[REQUIRED TASK]
Transcribe the listing word for word.

[PROVIDED RECORDS]
====================

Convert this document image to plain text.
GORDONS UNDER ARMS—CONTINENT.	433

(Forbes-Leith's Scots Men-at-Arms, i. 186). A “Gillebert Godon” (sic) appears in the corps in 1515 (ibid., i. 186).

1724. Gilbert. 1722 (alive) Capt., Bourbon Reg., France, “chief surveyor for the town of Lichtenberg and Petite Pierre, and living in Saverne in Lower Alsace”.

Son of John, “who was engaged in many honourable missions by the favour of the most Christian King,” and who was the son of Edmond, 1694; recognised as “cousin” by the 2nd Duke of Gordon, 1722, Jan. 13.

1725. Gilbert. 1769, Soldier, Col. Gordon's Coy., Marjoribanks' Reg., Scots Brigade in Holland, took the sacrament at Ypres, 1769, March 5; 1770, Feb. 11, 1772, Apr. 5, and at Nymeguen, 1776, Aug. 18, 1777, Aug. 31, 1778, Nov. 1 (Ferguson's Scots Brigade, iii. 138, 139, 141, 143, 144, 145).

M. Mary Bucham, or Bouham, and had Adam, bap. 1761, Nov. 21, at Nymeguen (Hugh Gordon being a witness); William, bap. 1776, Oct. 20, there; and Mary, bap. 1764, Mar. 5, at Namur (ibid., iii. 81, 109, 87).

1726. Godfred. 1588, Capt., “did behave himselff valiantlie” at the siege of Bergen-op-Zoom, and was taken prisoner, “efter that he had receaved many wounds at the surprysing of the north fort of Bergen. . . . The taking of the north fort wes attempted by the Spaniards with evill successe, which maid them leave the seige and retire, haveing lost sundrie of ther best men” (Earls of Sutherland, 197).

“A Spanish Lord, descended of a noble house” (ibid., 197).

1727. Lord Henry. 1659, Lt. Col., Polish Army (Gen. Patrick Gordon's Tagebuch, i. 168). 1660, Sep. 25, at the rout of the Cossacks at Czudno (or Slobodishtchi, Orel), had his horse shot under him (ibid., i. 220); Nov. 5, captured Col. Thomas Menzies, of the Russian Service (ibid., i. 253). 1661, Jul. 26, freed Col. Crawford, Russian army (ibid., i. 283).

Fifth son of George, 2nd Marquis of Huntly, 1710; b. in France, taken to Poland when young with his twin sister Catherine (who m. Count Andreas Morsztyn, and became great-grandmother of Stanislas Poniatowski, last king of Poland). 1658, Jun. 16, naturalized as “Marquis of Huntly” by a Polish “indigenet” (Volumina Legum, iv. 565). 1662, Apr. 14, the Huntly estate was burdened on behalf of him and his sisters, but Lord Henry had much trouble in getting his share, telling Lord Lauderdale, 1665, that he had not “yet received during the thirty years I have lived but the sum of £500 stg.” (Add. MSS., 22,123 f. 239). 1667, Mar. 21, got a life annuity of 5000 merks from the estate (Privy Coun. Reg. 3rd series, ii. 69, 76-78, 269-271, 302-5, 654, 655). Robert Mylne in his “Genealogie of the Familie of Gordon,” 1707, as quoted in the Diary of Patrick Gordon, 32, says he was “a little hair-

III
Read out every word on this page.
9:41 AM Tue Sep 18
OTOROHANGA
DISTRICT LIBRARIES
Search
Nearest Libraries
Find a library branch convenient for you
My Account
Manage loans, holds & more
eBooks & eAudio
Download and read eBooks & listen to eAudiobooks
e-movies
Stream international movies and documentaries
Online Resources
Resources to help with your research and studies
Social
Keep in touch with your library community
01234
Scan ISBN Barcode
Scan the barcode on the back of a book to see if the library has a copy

====================

[FULL RESPONSE]
Convert this document image to plain text.
GORDONS UNDER ARMS—CONTINENT.	433

(Forbes-Leith's Scots Men-at-Arms, i. 186). A “Gillebert Godon” (sic) appears in the corps in 1515 (ibid., i. 186).

1724. Gilbert. 1722 (alive) Capt., Bourbon Reg., France, “chief surveyor for the town of Lichtenberg and Petite Pierre, and living in Saverne in Lower Alsace”.

Son of John, “who was engaged in many honourable missions by the favour of the most Christian King,” and who was the son of Edmond, 1694; recognised as “cousin” by the 2nd Duke of Gordon, 1722, Jan. 13.

1725. Gilbert. 1769, Soldier, Col. Gordon's Coy., Marjoribanks' Reg., Scots Brigade in Holland, took the sacrament at Ypres, 1769, March 5; 1770, Feb. 11, 1772, Apr. 5, and at Nymeguen, 1776, Aug. 18, 1777, Aug. 31, 1778, Nov. 1 (Ferguson's Scots Brigade, iii. 138, 139, 141, 143, 144, 145).

M. Mary Bucham, or Bouham, and had Adam, bap. 1761, Nov. 21, at Nymeguen (Hugh Gordon being a witness); William, bap. 1776, Oct. 20, there; and Mary, bap. 1764, Mar. 5, at Namur (ibid., iii. 81, 109, 87).

1726. Godfred. 1588, Capt., “did behave himselff valiantlie” at the siege of Bergen-op-Zoom, and was taken prisoner, “efter that he had receaved many wounds at the surprysing of the north fort of Bergen. . . . The taking of the north fort wes attempted by the Spaniards with evill successe, which maid them leave the seige and retire, haveing lost sundrie of ther best men” (Earls of Sutherland, 197).

“A Spanish Lord, descended of a noble house” (ibid., 197).

1727. Lord Henry. 1659, Lt. Col., Polish Army (Gen. Patrick Gordon's Tagebuch, i. 168). 1660, Sep. 25, at the rout of the Cossacks at Czudno (or Slobodishtchi, Orel), had his horse shot under him (ibid., i. 220); Nov. 5, captured Col. Thomas Menzies, of the Russian Service (ibid., i. 253). 1661, Jul. 26, freed Col. Crawford, Russian army (ibid., i. 283).

Fifth son of George, 2nd Marquis of Huntly, 1710; b. in France, taken to Poland when young with his twin sister Catherine (who m. Count Andreas Morsztyn, and became great-grandmother of Stanislas Poniatowski, last king of Poland). 1658, Jun. 16, naturalized as “Marquis of Huntly” by a Polish “indigenet” (Volumina Legum, iv. 565). 1662, Apr. 14, the Huntly estate was burdened on behalf of him and his sisters, but Lord Henry had much trouble in getting his share, telling Lord Lauderdale, 1665, that he had not “yet received during the thirty years I have lived but the sum of £500 stg.” (Add. MSS., 22,123 f. 239). 1667, Mar. 21, got a life annuity of 5000 merks from the estate (Privy Coun. Reg. 3rd series, ii. 69, 76-78, 269-271, 302-5, 654, 655). Robert Mylne in his “Genealogie of the Familie of Gordon,” 1707, as quoted in the Diary of Patrick Gordon, 32, says he was “a little hair-

III
Read out every word on this page.
9:41 AM Tue Sep 18
OTOROHANGA
DISTRICT LIBRARIES
Search
Nearest Libraries
Find a library branch convenient for you
My Account
Manage loans, holds & more
eBooks & eAudio
Download and read eBooks & listen to eAudiobooks
e-movies
Stream international movies and documentaries
Online Resources
Resources to help with your research and studies
Social
Keep in touch with your library community
01234
Scan ISBN Barcode
Scan the barcode on the back of a book to see if the library has a copy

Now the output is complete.